### Challenge
Count the lines in the data below that contain the string "scroll". Reply with the number only.
-- BEGIN --
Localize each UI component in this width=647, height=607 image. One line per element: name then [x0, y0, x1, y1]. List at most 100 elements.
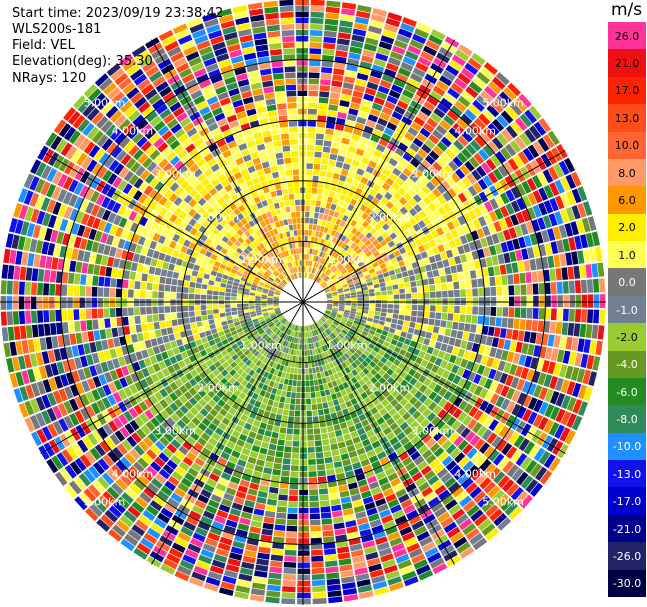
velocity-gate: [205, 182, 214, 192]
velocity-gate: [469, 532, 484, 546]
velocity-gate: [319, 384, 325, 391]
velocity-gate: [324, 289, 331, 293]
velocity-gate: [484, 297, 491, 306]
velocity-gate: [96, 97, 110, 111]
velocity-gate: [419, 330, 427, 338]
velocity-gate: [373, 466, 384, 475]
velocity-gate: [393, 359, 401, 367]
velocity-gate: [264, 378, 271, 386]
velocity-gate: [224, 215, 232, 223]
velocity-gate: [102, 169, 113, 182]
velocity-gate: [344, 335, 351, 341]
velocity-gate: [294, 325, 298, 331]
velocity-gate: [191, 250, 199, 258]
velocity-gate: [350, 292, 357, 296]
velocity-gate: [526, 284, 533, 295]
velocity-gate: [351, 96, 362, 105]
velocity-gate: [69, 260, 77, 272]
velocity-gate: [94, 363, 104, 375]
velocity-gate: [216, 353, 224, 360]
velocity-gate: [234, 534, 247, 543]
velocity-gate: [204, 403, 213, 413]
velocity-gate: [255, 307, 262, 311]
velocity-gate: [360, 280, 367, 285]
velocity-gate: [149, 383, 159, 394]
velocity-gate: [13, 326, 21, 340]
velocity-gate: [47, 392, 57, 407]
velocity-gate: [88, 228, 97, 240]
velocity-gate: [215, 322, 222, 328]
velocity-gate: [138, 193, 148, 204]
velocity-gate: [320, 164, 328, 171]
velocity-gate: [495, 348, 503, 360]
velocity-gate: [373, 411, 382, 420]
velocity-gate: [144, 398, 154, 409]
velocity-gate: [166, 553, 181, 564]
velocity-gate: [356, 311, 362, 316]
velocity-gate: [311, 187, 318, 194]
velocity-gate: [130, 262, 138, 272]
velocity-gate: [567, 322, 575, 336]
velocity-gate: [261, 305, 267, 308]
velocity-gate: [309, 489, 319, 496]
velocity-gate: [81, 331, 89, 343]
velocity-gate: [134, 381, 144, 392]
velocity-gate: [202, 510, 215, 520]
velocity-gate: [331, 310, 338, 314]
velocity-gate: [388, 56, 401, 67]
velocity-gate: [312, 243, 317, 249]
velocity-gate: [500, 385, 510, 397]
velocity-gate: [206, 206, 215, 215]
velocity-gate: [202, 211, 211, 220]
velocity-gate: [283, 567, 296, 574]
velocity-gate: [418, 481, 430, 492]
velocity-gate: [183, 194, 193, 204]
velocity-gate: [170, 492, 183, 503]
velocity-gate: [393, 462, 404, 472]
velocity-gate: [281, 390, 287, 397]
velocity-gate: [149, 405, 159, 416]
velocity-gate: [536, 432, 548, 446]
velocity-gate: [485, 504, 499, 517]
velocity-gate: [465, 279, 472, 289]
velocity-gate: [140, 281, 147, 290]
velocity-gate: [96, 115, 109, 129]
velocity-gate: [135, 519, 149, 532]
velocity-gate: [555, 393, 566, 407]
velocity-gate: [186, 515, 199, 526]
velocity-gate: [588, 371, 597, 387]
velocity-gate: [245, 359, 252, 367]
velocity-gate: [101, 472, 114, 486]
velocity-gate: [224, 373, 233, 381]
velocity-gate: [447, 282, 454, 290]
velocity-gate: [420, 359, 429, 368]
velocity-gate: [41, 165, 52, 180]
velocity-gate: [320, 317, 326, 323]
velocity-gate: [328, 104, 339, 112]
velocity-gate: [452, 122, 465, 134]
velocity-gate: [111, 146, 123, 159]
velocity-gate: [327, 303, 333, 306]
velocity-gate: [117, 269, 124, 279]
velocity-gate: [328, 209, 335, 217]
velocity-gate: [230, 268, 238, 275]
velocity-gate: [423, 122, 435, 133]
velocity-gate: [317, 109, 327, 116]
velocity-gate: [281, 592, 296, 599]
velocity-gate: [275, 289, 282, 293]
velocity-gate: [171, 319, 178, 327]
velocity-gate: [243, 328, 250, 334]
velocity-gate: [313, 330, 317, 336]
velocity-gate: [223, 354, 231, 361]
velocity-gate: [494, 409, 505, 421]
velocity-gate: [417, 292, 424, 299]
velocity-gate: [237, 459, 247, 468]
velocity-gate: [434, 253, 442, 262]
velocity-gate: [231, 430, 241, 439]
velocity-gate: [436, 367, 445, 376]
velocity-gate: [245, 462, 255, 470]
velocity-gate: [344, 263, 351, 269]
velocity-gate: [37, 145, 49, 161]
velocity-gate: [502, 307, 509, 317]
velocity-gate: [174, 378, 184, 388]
-- END --
-- BEGIN --
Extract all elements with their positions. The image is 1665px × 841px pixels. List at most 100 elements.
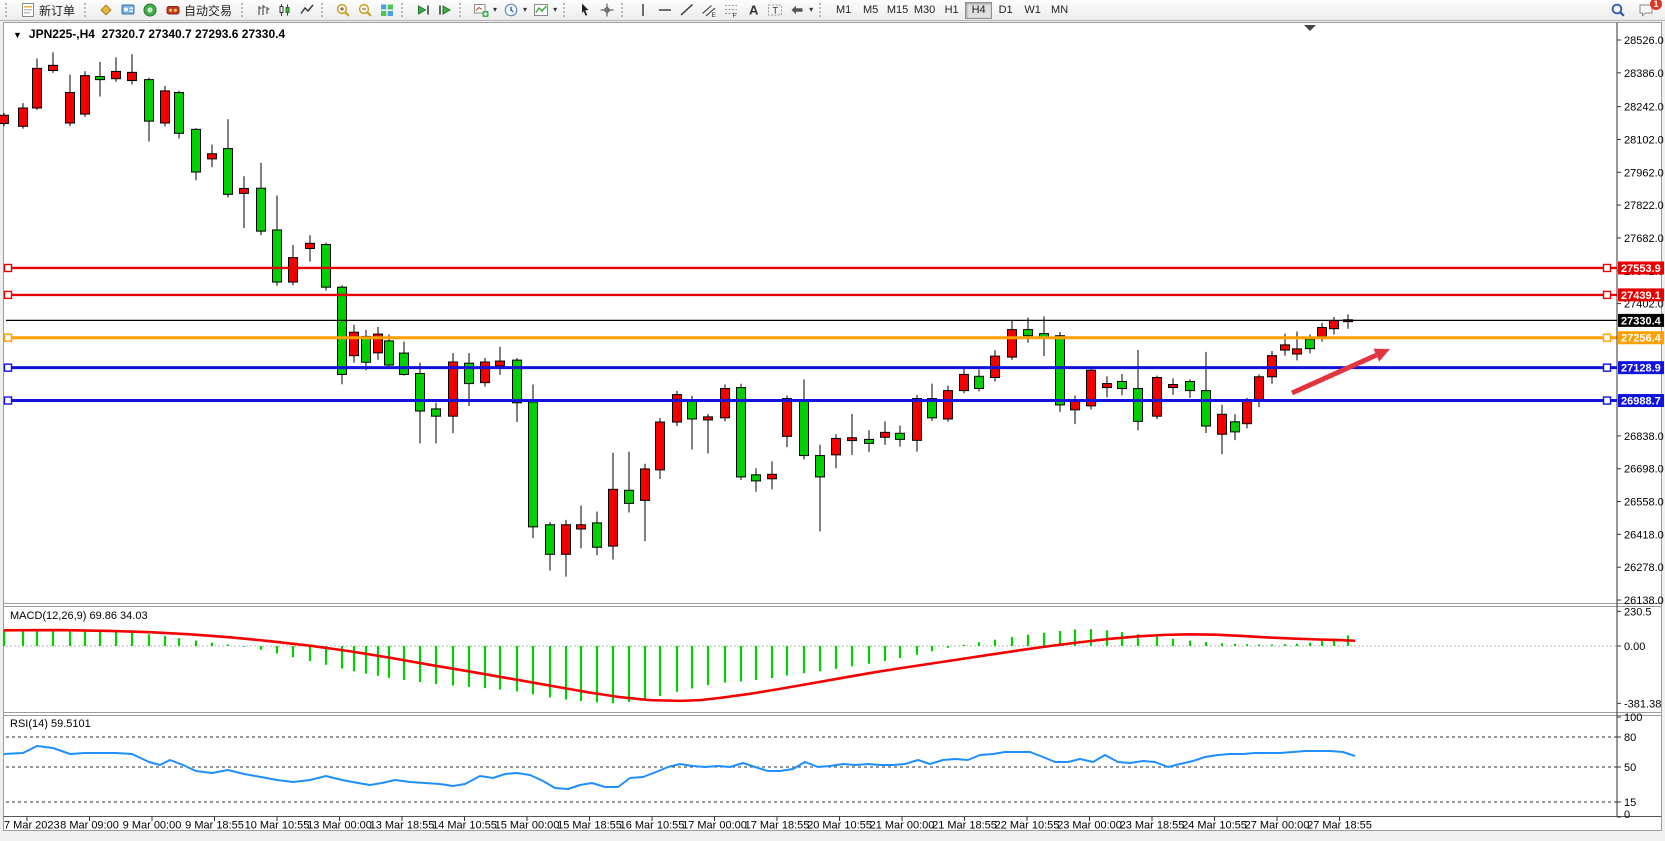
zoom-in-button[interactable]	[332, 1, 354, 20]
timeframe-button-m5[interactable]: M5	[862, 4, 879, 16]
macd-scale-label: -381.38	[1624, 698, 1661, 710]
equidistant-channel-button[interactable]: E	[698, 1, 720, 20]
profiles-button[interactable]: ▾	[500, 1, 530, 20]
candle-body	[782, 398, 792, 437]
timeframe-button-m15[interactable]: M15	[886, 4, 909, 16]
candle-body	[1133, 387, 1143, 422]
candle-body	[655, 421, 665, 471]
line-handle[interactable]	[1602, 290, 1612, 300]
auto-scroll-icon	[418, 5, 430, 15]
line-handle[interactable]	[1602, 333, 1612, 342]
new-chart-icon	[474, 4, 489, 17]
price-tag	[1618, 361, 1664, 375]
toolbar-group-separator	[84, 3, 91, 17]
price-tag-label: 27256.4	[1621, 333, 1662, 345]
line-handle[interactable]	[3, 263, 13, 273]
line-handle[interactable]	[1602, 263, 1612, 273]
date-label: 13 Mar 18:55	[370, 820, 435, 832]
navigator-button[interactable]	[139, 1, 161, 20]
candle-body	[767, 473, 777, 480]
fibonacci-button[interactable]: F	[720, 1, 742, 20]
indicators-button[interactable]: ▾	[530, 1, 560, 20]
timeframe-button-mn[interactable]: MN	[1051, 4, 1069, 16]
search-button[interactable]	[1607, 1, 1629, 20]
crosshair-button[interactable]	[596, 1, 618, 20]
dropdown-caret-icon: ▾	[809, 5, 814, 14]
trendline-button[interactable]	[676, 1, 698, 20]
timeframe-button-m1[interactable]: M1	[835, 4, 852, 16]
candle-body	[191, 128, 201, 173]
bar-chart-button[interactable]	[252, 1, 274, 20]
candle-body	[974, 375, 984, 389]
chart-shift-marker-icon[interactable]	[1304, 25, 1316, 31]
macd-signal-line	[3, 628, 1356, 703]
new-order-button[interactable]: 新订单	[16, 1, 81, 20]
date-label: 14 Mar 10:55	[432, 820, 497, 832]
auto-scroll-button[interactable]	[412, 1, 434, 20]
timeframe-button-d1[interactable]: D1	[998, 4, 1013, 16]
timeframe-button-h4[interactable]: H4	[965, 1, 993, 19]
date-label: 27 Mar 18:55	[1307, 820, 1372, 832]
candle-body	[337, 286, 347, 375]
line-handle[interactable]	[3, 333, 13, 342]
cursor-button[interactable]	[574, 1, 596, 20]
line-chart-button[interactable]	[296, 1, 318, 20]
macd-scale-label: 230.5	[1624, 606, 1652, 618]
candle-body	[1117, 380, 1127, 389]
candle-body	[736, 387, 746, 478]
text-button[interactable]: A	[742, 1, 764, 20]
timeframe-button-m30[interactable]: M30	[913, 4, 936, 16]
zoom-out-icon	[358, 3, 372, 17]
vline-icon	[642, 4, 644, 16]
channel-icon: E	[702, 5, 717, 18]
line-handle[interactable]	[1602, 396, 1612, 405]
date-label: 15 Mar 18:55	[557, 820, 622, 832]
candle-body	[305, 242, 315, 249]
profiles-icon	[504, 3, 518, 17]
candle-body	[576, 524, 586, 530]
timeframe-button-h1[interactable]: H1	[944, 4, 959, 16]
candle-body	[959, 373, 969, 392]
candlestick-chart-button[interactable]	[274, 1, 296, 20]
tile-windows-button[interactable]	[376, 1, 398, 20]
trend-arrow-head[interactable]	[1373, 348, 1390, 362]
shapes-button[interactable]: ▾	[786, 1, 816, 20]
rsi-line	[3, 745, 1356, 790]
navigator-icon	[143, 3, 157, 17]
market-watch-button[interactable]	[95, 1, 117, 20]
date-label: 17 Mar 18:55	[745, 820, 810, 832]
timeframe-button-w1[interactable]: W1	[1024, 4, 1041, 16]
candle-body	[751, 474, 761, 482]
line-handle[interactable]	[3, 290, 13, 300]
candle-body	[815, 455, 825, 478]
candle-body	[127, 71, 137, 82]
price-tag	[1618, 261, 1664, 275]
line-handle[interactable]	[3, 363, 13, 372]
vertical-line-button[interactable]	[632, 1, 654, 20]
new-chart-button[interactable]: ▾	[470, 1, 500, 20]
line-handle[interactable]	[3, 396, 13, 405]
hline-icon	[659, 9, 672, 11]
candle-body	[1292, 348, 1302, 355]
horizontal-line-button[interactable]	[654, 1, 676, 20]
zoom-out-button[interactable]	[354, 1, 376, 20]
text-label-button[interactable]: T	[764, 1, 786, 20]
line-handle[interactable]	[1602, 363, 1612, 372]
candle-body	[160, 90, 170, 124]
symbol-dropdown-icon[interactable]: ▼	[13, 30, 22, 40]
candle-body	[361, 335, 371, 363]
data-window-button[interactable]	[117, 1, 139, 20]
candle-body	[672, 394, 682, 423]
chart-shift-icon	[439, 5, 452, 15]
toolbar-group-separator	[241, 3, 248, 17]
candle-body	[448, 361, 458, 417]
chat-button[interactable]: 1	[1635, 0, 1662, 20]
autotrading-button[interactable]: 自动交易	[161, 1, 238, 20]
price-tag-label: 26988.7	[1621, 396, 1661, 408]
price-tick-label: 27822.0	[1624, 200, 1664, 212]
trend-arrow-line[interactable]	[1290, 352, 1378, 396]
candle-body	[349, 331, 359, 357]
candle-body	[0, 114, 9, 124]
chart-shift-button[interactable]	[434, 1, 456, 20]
-- END --
### Result for this task
2